Material for this exercise:
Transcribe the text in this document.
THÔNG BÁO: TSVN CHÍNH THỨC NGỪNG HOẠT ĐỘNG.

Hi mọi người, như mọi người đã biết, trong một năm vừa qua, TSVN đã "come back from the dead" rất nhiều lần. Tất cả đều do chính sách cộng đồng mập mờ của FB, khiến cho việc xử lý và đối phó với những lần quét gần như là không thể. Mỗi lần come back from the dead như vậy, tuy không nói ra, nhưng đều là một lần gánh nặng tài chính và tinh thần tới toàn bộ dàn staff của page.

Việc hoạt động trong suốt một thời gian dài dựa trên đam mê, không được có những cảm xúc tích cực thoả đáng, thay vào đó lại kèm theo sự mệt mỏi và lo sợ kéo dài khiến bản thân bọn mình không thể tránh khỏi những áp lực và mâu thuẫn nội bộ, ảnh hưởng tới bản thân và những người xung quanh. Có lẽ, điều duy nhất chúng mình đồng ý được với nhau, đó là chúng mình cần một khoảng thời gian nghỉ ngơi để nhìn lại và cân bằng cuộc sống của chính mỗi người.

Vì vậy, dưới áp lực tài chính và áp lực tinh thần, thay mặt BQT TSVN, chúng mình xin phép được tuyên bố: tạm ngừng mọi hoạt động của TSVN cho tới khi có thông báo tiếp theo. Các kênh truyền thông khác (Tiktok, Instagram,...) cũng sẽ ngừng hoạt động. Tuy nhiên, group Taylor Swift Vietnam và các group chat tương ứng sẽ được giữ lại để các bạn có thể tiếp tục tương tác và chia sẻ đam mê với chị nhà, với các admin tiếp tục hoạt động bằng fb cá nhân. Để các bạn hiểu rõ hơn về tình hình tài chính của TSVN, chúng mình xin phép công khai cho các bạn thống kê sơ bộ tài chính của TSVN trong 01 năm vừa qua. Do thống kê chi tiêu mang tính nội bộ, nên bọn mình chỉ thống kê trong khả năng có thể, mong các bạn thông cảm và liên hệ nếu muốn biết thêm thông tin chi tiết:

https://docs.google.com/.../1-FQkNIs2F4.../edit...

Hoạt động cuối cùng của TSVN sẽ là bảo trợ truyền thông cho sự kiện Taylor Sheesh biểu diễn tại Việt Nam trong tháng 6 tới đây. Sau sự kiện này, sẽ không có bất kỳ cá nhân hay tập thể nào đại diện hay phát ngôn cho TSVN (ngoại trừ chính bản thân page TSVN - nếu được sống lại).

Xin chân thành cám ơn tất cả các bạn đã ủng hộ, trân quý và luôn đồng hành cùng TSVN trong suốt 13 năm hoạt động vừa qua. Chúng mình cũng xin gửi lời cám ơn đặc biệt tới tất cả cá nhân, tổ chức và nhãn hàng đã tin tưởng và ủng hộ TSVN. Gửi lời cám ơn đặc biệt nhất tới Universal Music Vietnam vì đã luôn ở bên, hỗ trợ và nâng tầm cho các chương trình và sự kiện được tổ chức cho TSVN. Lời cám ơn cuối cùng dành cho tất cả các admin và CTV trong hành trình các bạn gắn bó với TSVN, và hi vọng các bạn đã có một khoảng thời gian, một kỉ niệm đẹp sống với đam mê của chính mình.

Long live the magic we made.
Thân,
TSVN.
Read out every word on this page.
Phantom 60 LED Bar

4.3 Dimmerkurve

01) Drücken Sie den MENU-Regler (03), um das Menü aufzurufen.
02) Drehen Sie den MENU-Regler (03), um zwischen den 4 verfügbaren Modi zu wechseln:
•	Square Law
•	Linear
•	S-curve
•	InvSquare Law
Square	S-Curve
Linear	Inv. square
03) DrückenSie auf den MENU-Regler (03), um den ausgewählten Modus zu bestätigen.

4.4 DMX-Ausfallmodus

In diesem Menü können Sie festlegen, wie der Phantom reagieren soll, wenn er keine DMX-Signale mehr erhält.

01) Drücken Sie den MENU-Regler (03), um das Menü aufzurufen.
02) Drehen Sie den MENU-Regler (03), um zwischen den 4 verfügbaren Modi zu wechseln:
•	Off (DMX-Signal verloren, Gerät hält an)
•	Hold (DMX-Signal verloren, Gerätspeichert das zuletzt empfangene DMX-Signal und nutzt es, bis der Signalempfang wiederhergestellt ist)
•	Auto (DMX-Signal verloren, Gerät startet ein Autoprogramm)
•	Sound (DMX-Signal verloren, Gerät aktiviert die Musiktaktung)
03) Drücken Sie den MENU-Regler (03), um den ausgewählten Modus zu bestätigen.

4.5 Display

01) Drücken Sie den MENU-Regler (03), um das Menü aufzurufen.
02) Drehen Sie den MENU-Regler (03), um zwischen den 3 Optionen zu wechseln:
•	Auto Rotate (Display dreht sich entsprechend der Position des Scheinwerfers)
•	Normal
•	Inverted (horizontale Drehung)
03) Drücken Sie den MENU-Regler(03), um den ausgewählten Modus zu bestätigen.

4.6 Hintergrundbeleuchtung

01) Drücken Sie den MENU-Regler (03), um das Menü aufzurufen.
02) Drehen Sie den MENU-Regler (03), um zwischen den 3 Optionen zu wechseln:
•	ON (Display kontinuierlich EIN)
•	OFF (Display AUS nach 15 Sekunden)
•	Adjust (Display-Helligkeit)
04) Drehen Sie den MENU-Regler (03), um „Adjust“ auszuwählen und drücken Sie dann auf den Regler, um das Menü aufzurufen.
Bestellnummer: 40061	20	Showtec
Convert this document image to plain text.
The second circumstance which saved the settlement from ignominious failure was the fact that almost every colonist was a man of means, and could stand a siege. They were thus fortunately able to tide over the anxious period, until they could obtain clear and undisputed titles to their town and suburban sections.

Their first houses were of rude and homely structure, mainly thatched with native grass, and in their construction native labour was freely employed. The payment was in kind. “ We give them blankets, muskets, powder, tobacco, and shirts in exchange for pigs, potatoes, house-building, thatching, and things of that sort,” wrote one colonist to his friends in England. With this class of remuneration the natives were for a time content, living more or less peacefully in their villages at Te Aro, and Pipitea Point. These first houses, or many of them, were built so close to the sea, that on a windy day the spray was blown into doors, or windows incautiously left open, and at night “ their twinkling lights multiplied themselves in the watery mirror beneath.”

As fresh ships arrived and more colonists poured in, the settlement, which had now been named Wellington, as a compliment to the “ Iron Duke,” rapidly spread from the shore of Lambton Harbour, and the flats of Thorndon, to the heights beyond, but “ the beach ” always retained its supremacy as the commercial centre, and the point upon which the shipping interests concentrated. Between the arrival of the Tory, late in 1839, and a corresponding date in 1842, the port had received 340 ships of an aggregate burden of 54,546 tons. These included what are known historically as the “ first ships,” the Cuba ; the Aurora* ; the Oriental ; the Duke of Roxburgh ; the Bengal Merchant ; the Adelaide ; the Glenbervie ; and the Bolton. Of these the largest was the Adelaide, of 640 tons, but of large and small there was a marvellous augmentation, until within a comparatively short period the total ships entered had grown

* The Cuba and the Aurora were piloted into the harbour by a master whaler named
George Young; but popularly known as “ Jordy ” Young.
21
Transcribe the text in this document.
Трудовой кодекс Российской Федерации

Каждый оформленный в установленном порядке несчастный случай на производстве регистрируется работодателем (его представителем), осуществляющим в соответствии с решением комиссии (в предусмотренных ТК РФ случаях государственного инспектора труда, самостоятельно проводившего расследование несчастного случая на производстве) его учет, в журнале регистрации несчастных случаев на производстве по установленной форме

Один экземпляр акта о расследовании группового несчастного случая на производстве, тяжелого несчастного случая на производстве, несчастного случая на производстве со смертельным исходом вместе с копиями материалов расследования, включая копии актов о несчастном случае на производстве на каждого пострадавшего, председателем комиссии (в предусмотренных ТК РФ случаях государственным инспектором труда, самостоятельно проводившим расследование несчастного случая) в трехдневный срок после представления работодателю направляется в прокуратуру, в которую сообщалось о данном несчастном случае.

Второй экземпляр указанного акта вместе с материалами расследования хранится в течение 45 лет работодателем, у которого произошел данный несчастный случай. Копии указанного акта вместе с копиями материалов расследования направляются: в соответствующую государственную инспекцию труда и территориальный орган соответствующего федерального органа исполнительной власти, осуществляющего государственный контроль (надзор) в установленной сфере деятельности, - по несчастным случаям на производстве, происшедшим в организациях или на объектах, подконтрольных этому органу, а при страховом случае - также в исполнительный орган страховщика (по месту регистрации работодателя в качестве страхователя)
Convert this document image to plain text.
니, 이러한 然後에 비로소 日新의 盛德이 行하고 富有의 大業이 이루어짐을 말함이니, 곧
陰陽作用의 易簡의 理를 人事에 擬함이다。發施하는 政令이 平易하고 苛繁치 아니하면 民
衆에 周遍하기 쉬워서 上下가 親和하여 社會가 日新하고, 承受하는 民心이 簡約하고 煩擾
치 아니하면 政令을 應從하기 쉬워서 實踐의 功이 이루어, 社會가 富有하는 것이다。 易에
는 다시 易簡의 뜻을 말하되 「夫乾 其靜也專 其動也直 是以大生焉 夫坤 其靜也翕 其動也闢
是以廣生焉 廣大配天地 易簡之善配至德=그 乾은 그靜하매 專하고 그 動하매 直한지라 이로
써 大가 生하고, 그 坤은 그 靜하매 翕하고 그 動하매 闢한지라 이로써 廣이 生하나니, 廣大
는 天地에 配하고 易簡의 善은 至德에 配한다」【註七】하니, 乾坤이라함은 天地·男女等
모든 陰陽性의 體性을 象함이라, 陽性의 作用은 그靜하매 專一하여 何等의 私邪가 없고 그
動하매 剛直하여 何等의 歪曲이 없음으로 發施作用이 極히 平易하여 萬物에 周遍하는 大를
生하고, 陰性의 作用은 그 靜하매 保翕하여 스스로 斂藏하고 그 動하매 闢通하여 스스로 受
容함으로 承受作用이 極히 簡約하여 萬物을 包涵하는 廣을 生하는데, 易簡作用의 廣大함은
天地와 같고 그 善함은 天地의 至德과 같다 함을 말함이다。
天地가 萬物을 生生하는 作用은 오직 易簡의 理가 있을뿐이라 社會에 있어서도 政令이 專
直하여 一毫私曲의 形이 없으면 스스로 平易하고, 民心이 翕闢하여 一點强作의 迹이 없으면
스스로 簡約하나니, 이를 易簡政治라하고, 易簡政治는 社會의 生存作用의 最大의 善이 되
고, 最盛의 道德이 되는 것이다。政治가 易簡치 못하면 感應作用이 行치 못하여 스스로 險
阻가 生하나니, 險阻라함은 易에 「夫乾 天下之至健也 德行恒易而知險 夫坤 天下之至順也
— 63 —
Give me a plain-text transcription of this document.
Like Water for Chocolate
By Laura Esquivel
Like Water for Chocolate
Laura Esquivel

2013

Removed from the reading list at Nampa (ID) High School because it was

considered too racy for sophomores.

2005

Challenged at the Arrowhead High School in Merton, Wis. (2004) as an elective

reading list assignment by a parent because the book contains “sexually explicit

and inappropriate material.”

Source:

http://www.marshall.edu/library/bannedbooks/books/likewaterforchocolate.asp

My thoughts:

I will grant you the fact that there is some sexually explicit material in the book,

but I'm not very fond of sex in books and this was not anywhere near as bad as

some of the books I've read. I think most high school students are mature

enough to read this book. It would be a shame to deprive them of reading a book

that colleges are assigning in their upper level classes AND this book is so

Direction:
Starting with the line that contains "Give me a plain-text", repeat each line through the last one exactly as it appears. Include both ends and nothing more.

Written reply:
Give me a plain-text transcription of this document.
Like Water for Chocolate
By Laura Esquivel
Like Water for Chocolate
Laura Esquivel

2013

Removed from the reading list at Nampa (ID) High School because it was

considered too racy for sophomores.

2005

Challenged at the Arrowhead High School in Merton, Wis. (2004) as an elective

reading list assignment by a parent because the book contains “sexually explicit

and inappropriate material.”

Source:

http://www.marshall.edu/library/bannedbooks/books/likewaterforchocolate.asp

My thoughts:

I will grant you the fact that there is some sexually explicit material in the book,

but I'm not very fond of sex in books and this was not anywhere near as bad as

some of the books I've read. I think most high school students are mature

enough to read this book. It would be a shame to deprive them of reading a book

that colleges are assigning in their upper level classes AND this book is so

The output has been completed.